__WHAT YOU SHOULD DO__.
Lines containing the word "üyelerden" should be extracted in full.

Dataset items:
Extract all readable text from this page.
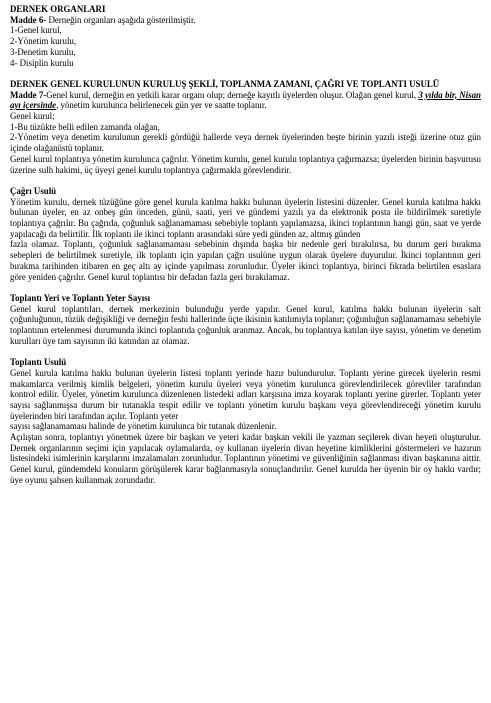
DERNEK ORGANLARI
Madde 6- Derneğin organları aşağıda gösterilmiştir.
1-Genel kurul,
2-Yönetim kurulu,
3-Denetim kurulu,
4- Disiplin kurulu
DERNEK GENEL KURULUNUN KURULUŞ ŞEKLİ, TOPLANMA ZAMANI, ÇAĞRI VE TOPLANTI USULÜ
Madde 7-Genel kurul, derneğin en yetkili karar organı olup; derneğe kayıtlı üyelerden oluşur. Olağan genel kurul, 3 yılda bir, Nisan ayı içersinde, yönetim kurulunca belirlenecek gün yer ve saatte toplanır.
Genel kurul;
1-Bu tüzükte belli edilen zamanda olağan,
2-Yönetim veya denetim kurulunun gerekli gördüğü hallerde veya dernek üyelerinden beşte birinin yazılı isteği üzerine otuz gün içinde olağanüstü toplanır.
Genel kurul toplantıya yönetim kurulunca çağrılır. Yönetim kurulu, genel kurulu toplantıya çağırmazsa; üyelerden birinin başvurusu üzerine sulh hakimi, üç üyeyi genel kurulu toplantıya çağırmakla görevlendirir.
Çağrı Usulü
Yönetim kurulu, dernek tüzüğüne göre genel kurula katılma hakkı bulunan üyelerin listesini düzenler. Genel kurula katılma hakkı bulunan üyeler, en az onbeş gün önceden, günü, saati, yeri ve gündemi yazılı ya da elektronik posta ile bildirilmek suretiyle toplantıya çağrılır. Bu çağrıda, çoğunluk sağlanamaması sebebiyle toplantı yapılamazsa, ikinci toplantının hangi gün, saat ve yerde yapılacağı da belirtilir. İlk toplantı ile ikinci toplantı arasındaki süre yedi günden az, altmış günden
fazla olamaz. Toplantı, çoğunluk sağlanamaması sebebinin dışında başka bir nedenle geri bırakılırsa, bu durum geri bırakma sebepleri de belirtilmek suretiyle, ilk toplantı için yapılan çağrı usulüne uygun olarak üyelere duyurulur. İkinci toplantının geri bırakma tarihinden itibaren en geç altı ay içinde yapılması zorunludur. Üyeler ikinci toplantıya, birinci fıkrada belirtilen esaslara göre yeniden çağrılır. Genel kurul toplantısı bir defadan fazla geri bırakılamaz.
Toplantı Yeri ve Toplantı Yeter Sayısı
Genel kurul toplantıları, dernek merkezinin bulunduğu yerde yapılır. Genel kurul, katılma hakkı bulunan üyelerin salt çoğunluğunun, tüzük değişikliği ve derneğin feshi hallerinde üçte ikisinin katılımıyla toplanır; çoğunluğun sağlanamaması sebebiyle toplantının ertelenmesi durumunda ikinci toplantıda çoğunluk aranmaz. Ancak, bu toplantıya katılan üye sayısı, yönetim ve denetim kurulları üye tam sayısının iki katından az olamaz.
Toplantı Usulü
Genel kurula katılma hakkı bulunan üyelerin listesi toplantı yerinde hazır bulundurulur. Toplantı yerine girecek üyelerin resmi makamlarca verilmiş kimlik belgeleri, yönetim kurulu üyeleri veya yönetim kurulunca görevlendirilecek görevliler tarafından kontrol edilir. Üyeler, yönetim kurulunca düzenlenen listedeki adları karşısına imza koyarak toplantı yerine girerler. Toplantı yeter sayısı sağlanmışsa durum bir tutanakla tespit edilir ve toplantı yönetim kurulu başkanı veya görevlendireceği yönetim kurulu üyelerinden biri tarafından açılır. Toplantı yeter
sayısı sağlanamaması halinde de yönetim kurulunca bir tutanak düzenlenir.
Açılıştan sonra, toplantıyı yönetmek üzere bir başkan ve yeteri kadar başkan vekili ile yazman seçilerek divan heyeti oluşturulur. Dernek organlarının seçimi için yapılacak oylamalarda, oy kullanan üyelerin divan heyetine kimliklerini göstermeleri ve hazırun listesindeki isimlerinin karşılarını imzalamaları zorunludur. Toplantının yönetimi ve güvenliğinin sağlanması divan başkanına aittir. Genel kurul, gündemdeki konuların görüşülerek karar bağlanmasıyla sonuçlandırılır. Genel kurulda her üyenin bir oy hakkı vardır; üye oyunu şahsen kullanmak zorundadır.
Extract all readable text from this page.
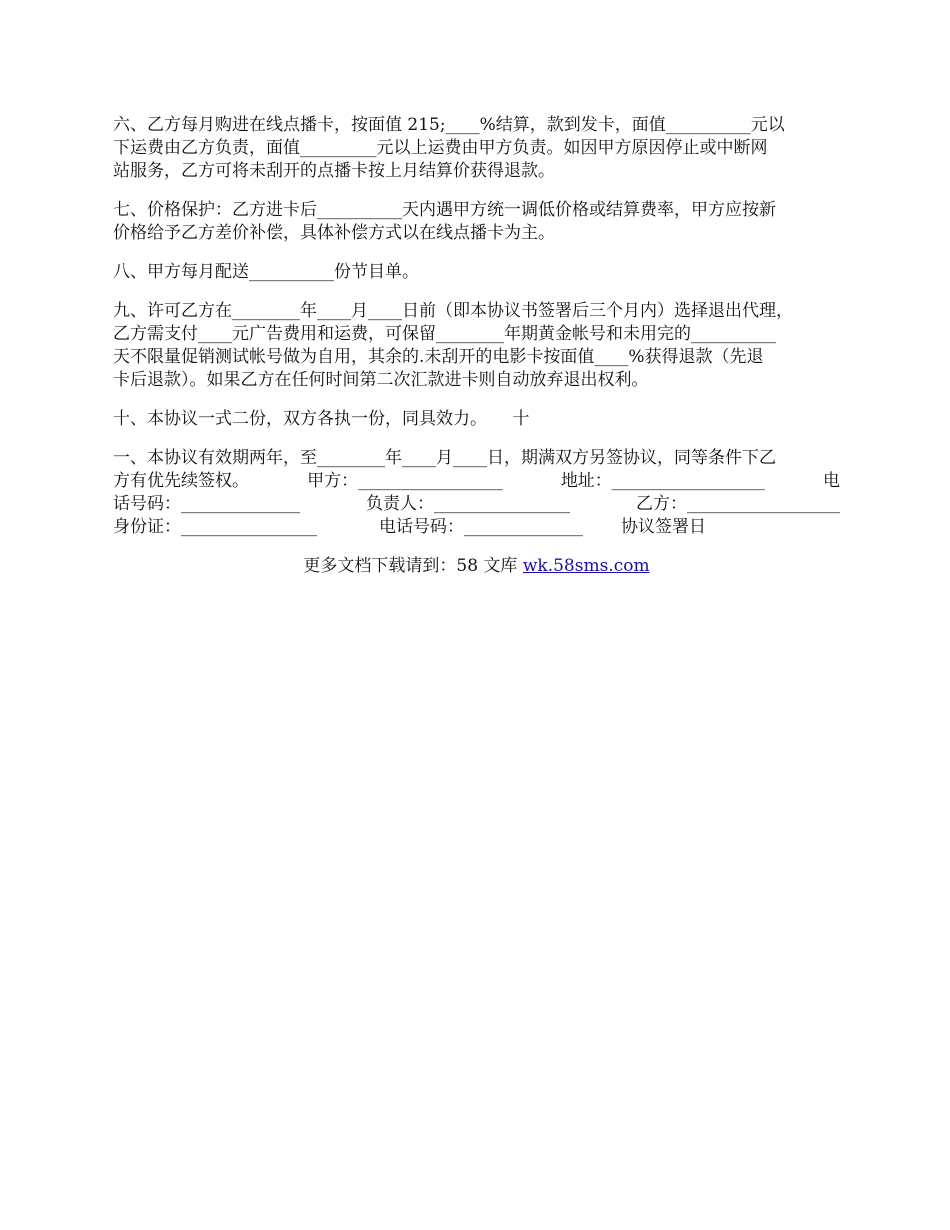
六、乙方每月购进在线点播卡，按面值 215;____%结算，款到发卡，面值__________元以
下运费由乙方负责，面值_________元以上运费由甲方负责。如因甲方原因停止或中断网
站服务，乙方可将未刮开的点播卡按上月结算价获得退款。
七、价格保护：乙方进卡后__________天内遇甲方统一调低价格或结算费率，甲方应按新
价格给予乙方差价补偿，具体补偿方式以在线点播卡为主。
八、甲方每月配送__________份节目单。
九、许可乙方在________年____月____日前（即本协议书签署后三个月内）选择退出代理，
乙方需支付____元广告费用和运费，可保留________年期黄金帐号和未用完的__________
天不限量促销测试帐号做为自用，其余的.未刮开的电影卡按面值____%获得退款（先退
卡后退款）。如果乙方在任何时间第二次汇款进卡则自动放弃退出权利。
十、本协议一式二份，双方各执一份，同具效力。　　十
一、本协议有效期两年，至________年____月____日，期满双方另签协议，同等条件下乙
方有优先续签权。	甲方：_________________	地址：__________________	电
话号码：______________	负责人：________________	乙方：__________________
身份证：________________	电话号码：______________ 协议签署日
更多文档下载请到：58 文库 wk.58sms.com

__RESPONSE TO THIS TASK__.
Madde 7-Genel kurul, derneğin en yetkili karar organı olup; derneğe kayıtlı üyelerden oluşur. Olağan genel kurul, 3 yılda bir, Nisan ayı içersinde, yönetim kurulunca belirlenecek gün yer ve saatte toplanır.
Genel kurul toplantıya yönetim kurulunca çağrılır. Yönetim kurulu, genel kurulu toplantıya çağırmazsa; üyelerden birinin başvurusu üzerine sulh hakimi, üç üyeyi genel kurulu toplantıya çağırmakla görevlendirir.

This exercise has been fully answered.